*JOB*. From the entries below, extract every line that includes the word "ylabel".

*SUPPLIED INFORMATION*.
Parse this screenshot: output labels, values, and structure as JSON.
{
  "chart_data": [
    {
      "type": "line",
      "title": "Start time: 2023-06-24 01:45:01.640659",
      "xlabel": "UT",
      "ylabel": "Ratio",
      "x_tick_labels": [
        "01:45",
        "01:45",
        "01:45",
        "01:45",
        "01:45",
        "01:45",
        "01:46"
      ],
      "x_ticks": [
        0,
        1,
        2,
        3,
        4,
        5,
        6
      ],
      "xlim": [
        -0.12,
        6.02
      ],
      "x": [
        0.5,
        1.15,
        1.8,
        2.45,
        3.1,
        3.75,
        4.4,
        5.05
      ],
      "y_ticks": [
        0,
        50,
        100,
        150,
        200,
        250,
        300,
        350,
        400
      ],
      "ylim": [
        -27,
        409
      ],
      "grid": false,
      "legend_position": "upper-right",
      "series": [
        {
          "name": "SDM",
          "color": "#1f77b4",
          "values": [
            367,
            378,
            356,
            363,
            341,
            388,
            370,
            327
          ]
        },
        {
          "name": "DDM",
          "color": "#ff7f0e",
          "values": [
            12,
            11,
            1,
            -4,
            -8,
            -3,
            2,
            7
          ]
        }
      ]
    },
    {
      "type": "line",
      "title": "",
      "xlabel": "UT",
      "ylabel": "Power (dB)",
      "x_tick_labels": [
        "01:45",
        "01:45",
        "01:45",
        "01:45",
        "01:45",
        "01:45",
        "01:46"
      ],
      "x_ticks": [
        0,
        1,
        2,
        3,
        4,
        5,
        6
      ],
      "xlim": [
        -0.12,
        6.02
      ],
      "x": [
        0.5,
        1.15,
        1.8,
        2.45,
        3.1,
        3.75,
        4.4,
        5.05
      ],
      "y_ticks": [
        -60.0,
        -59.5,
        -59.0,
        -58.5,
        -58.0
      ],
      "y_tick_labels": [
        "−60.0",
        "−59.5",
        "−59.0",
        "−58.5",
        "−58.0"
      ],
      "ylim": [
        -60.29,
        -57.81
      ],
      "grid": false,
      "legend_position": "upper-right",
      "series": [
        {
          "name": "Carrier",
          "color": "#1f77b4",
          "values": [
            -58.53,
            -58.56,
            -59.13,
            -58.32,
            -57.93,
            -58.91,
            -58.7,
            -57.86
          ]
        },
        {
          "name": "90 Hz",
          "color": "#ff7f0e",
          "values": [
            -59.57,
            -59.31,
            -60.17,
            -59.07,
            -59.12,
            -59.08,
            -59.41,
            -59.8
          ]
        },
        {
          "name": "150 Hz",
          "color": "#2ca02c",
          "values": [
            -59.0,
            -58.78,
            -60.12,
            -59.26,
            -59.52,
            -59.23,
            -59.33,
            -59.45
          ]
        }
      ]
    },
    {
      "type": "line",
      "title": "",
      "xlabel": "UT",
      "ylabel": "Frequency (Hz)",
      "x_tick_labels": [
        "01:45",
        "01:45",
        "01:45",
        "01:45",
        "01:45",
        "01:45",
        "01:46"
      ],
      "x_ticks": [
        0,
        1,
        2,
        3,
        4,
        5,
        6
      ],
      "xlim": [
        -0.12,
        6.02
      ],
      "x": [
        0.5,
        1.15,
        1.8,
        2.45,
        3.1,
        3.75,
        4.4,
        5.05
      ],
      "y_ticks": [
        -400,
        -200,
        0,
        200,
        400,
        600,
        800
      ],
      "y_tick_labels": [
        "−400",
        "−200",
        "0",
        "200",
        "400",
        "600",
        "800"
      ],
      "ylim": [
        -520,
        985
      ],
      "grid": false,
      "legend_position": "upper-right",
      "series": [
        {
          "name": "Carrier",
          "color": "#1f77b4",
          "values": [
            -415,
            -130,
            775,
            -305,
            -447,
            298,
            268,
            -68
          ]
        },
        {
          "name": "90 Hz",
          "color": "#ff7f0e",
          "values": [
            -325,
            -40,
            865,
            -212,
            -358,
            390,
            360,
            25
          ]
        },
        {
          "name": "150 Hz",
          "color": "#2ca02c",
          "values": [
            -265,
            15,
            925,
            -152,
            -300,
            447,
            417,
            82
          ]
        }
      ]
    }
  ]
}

*COMPLETE RESPONSE*.
      "ylabel": "Ratio",
      "ylabel": "Power (dB)",
      "ylabel": "Frequency (Hz)",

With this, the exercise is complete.